┌──

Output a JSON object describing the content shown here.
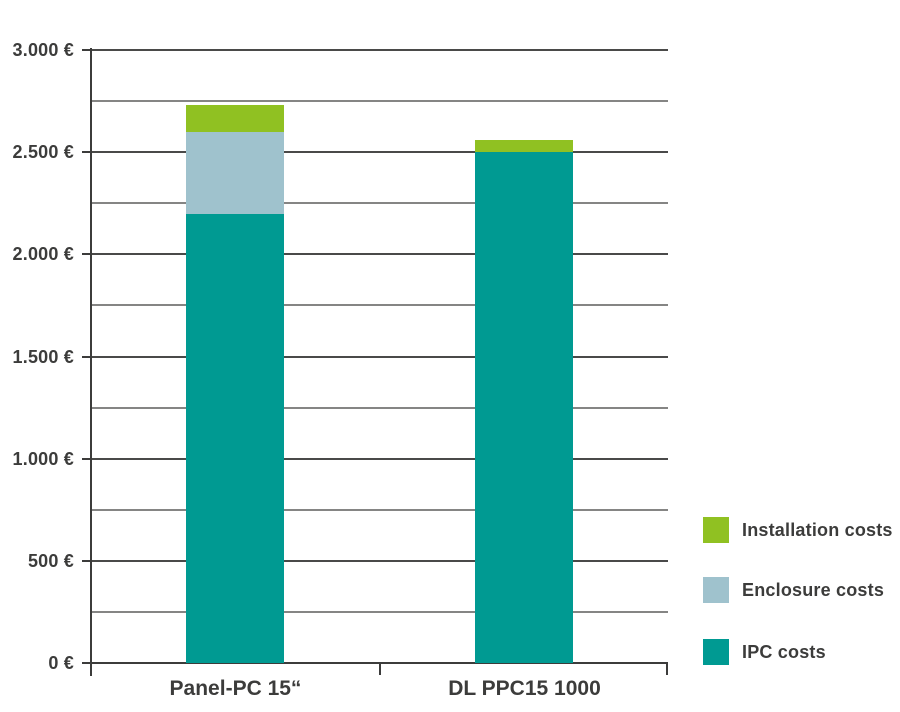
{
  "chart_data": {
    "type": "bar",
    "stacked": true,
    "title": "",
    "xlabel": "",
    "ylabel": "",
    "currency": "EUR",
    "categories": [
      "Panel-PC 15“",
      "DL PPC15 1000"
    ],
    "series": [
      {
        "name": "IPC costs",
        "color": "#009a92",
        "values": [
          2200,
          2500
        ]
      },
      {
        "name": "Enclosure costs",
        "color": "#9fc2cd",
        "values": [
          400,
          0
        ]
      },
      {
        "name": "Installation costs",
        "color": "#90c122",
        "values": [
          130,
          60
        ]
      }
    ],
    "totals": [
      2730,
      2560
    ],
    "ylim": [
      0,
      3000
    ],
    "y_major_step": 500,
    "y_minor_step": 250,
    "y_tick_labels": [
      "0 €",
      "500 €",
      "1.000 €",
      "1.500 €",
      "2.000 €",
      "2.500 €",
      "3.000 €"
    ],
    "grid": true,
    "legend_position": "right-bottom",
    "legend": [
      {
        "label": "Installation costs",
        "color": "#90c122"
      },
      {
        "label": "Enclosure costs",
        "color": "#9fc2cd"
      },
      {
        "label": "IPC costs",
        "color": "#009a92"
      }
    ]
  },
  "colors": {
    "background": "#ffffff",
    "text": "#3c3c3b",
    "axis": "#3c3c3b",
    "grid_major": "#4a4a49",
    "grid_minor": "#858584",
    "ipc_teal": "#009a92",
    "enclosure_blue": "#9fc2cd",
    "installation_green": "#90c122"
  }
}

└──
┌──

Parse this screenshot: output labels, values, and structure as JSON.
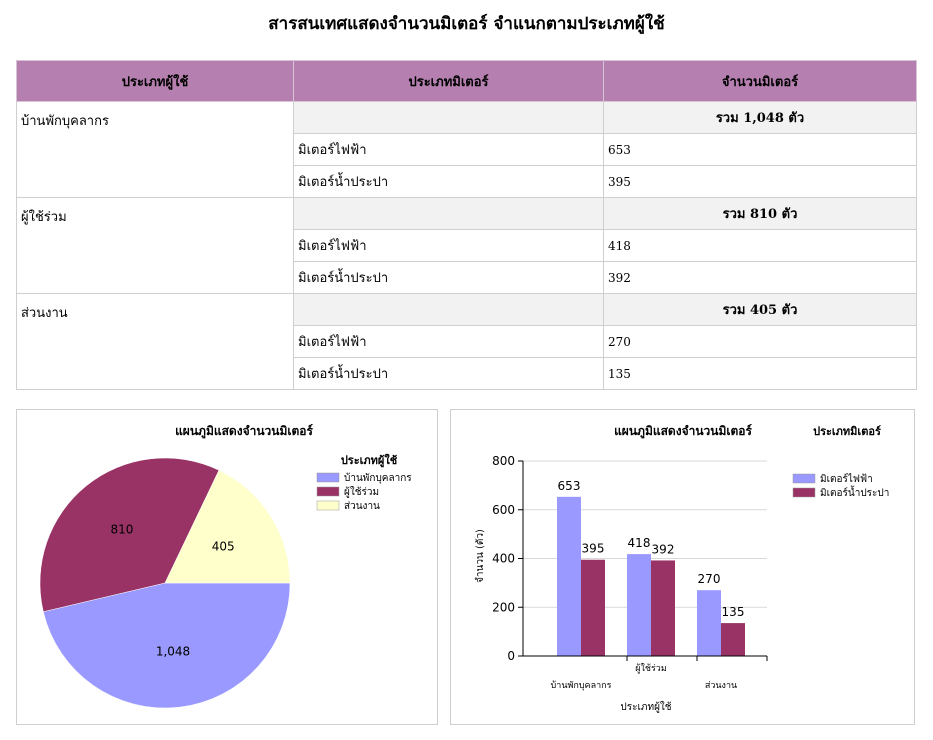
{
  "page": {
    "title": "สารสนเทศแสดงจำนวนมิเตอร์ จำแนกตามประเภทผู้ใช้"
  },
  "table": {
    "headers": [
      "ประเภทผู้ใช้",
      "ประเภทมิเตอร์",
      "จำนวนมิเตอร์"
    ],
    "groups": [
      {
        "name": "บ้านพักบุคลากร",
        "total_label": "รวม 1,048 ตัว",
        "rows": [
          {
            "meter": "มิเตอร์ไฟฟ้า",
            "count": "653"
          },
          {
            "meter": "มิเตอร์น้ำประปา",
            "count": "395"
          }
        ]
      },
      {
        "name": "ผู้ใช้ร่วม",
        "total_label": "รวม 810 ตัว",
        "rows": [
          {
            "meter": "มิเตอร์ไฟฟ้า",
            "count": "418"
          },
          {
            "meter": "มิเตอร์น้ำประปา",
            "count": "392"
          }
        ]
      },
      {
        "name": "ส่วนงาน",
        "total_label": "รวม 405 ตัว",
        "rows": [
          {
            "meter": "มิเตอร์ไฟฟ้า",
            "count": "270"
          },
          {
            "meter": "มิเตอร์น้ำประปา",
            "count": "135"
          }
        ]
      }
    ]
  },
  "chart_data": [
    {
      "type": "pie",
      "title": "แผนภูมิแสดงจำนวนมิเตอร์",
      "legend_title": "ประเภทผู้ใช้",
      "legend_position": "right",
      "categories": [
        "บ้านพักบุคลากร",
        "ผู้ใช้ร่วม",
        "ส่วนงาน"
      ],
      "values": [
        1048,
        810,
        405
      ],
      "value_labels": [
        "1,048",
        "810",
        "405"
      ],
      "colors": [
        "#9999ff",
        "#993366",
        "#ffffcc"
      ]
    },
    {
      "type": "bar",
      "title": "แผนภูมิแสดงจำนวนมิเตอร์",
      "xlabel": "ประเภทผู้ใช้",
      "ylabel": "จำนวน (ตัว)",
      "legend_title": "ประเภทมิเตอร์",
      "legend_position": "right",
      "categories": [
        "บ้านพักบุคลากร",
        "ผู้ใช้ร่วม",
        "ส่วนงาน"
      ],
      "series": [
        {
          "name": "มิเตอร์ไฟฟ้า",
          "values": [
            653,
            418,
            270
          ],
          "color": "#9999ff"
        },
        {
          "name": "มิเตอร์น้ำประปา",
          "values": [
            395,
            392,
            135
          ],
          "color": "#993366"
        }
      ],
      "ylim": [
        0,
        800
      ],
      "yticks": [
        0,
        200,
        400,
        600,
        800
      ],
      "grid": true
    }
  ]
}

└──

■ **GOAL**:
Show, from the listing above, each line that contains the word "name".

■ **EXERCISE ANSWER**:
        "name": "IPC costs",
        "name": "Enclosure costs",
        "name": "Installation costs",
        "name": "บ้านพักบุคลากร",
        "name": "ผู้ใช้ร่วม",
        "name": "ส่วนงาน",
          "name": "มิเตอร์ไฟฟ้า",
          "name": "มิเตอร์น้ำประปา",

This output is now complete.